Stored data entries
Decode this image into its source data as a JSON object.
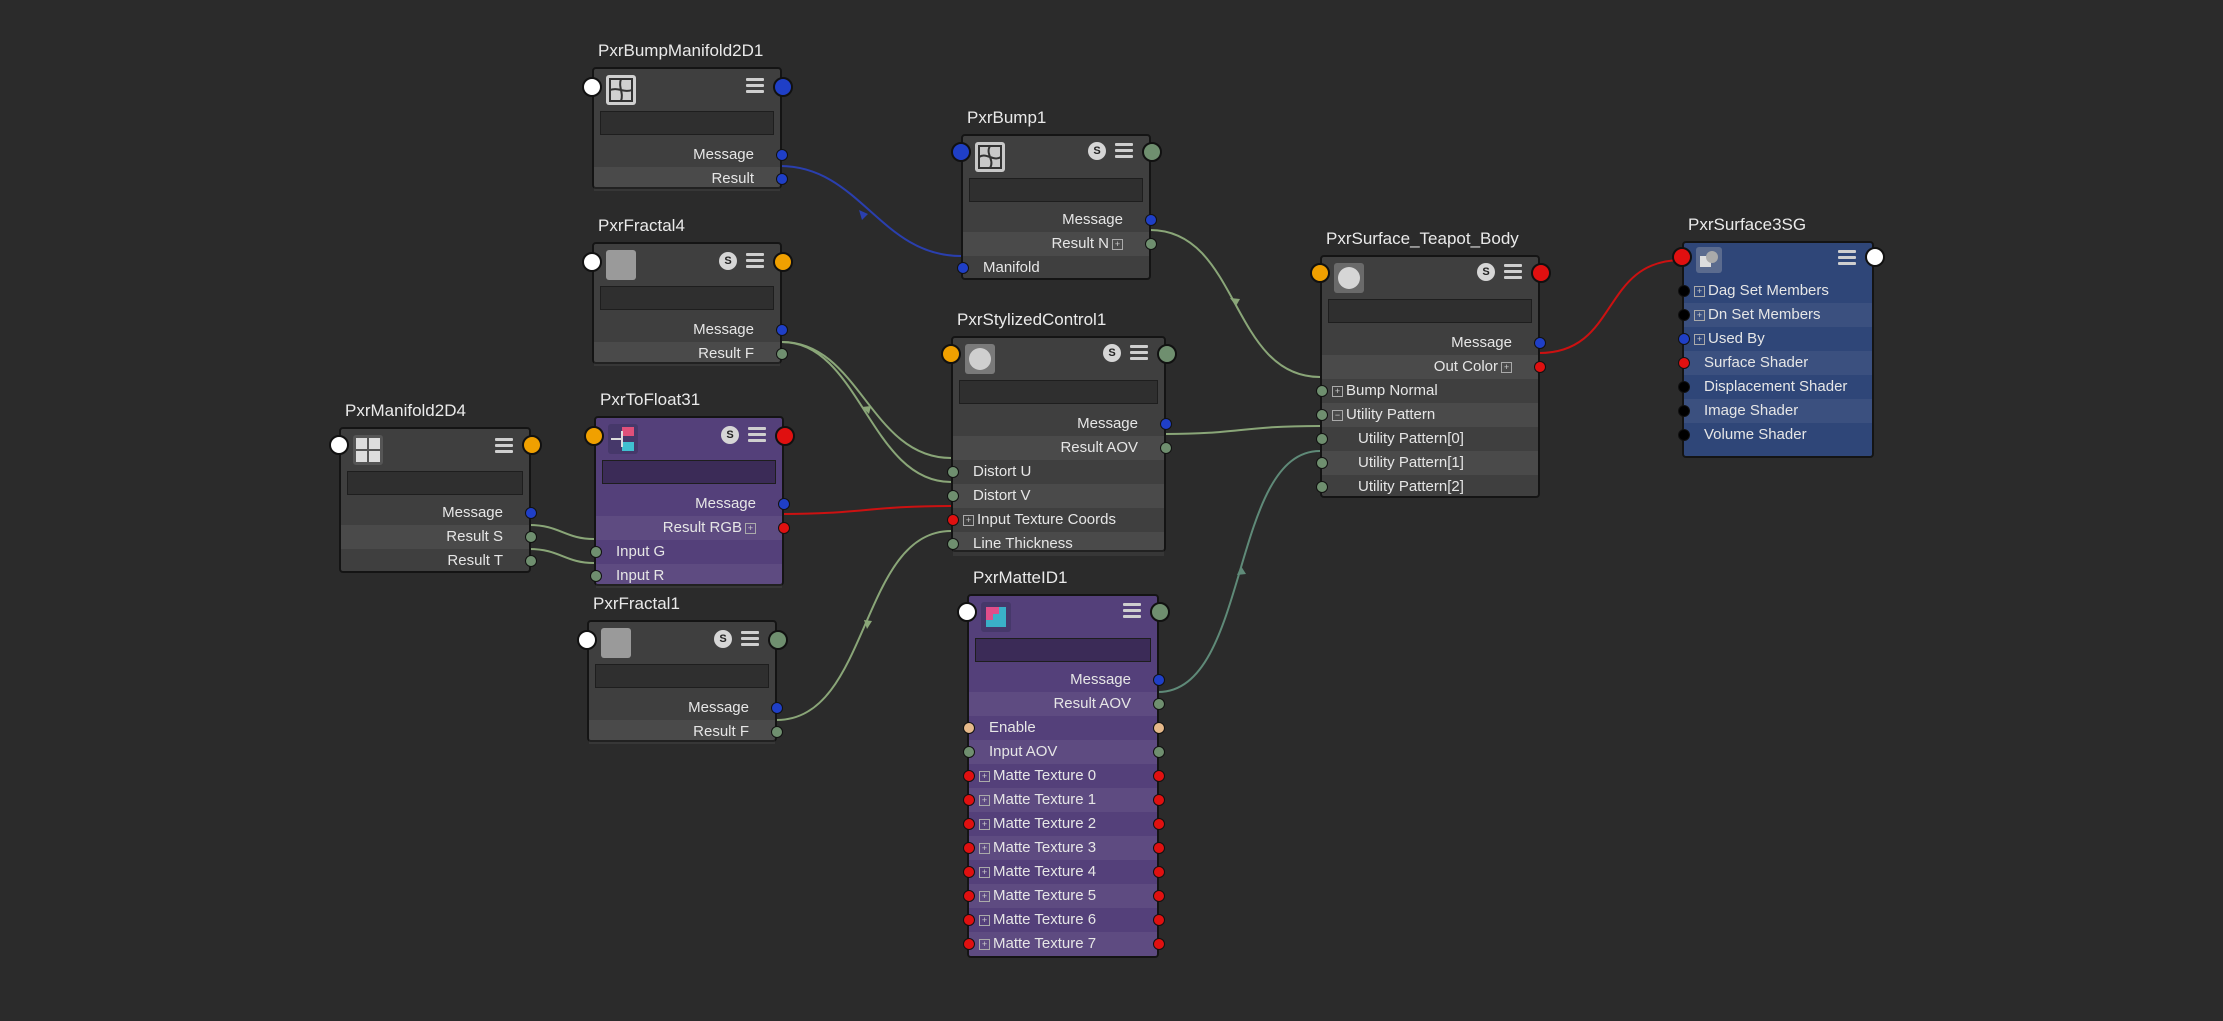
{
  "colors": {
    "background": "#2b2b2b",
    "node_gray": "#3f3f3f",
    "node_purple": "#54407a",
    "node_blue": "#2f4678",
    "port_blue": "#1f3fc7",
    "port_green": "#6f8f6f",
    "port_red": "#e01010",
    "port_orange": "#f0a000",
    "port_white": "#ffffff",
    "port_black": "#000000",
    "port_peach": "#e6b98a",
    "wire_green": "#8aa678",
    "wire_blue": "#2a3fae",
    "wire_red": "#cc1111"
  },
  "nodes": {
    "bump_manifold": {
      "title": "PxrBumpManifold2D1",
      "icon": "manifold-icon",
      "outputs": [
        "Message",
        "Result"
      ]
    },
    "fractal4": {
      "title": "PxrFractal4",
      "icon": "fractal-icon",
      "outputs": [
        "Message",
        "Result F"
      ]
    },
    "manifold2d4": {
      "title": "PxrManifold2D4",
      "icon": "grid-icon",
      "outputs": [
        "Message",
        "Result S",
        "Result T"
      ]
    },
    "tofloat31": {
      "title": "PxrToFloat31",
      "icon": "tofloat-icon",
      "outputs": [
        "Message",
        "Result RGB"
      ],
      "inputs": [
        "Input G",
        "Input R"
      ]
    },
    "fractal1": {
      "title": "PxrFractal1",
      "icon": "fractal-icon",
      "outputs": [
        "Message",
        "Result F"
      ]
    },
    "bump1": {
      "title": "PxrBump1",
      "icon": "bump-icon",
      "outputs": [
        "Message",
        "Result N"
      ],
      "inputs": [
        "Manifold"
      ]
    },
    "stylized": {
      "title": "PxrStylizedControl1",
      "icon": "sphere-icon",
      "outputs": [
        "Message",
        "Result AOV"
      ],
      "inputs": [
        "Distort U",
        "Distort V",
        "Input Texture Coords",
        "Line Thickness"
      ]
    },
    "matteid": {
      "title": "PxrMatteID1",
      "icon": "matte-icon",
      "outputs": [
        "Message",
        "Result AOV"
      ],
      "inputs": [
        "Enable",
        "Input AOV",
        "Matte Texture 0",
        "Matte Texture 1",
        "Matte Texture 2",
        "Matte Texture 3",
        "Matte Texture 4",
        "Matte Texture 5",
        "Matte Texture 6",
        "Matte Texture 7"
      ]
    },
    "surface": {
      "title": "PxrSurface_Teapot_Body",
      "icon": "sphere-icon",
      "outputs": [
        "Message",
        "Out Color"
      ],
      "inputs": [
        "Bump Normal",
        "Utility Pattern",
        "Utility Pattern[0]",
        "Utility Pattern[1]",
        "Utility Pattern[2]"
      ]
    },
    "sg": {
      "title": "PxrSurface3SG",
      "icon": "shading-group-icon",
      "inputs": [
        "Dag Set Members",
        "Dn Set Members",
        "Used By",
        "Surface Shader",
        "Displacement Shader",
        "Image Shader",
        "Volume Shader"
      ]
    }
  },
  "badges": {
    "swatch": "S"
  }
}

* _INSTRUCTIONS FOR THE TASK_:
Pictures are to be left out; the records above must be repeated word for word.

* _RESULT_:
Decode this image into its source data as a JSON object.
{
  "colors": {
    "background": "#2b2b2b",
    "node_gray": "#3f3f3f",
    "node_purple": "#54407a",
    "node_blue": "#2f4678",
    "port_blue": "#1f3fc7",
    "port_green": "#6f8f6f",
    "port_red": "#e01010",
    "port_orange": "#f0a000",
    "port_white": "#ffffff",
    "port_black": "#000000",
    "port_peach": "#e6b98a",
    "wire_green": "#8aa678",
    "wire_blue": "#2a3fae",
    "wire_red": "#cc1111"
  },
  "nodes": {
    "bump_manifold": {
      "title": "PxrBumpManifold2D1",
      "icon": "manifold-icon",
      "outputs": [
        "Message",
        "Result"
      ]
    },
    "fractal4": {
      "title": "PxrFractal4",
      "icon": "fractal-icon",
      "outputs": [
        "Message",
        "Result F"
      ]
    },
    "manifold2d4": {
      "title": "PxrManifold2D4",
      "icon": "grid-icon",
      "outputs": [
        "Message",
        "Result S",
        "Result T"
      ]
    },
    "tofloat31": {
      "title": "PxrToFloat31",
      "icon": "tofloat-icon",
      "outputs": [
        "Message",
        "Result RGB"
      ],
      "inputs": [
        "Input G",
        "Input R"
      ]
    },
    "fractal1": {
      "title": "PxrFractal1",
      "icon": "fractal-icon",
      "outputs": [
        "Message",
        "Result F"
      ]
    },
    "bump1": {
      "title": "PxrBump1",
      "icon": "bump-icon",
      "outputs": [
        "Message",
        "Result N"
      ],
      "inputs": [
        "Manifold"
      ]
    },
    "stylized": {
      "title": "PxrStylizedControl1",
      "icon": "sphere-icon",
      "outputs": [
        "Message",
        "Result AOV"
      ],
      "inputs": [
        "Distort U",
        "Distort V",
        "Input Texture Coords",
        "Line Thickness"
      ]
    },
    "matteid": {
      "title": "PxrMatteID1",
      "icon": "matte-icon",
      "outputs": [
        "Message",
        "Result AOV"
      ],
      "inputs": [
        "Enable",
        "Input AOV",
        "Matte Texture 0",
        "Matte Texture 1",
        "Matte Texture 2",
        "Matte Texture 3",
        "Matte Texture 4",
        "Matte Texture 5",
        "Matte Texture 6",
        "Matte Texture 7"
      ]
    },
    "surface": {
      "title": "PxrSurface_Teapot_Body",
      "icon": "sphere-icon",
      "outputs": [
        "Message",
        "Out Color"
      ],
      "inputs": [
        "Bump Normal",
        "Utility Pattern",
        "Utility Pattern[0]",
        "Utility Pattern[1]",
        "Utility Pattern[2]"
      ]
    },
    "sg": {
      "title": "PxrSurface3SG",
      "icon": "shading-group-icon",
      "inputs": [
        "Dag Set Members",
        "Dn Set Members",
        "Used By",
        "Surface Shader",
        "Displacement Shader",
        "Image Shader",
        "Volume Shader"
      ]
    }
  },
  "badges": {
    "swatch": "S"
  }
}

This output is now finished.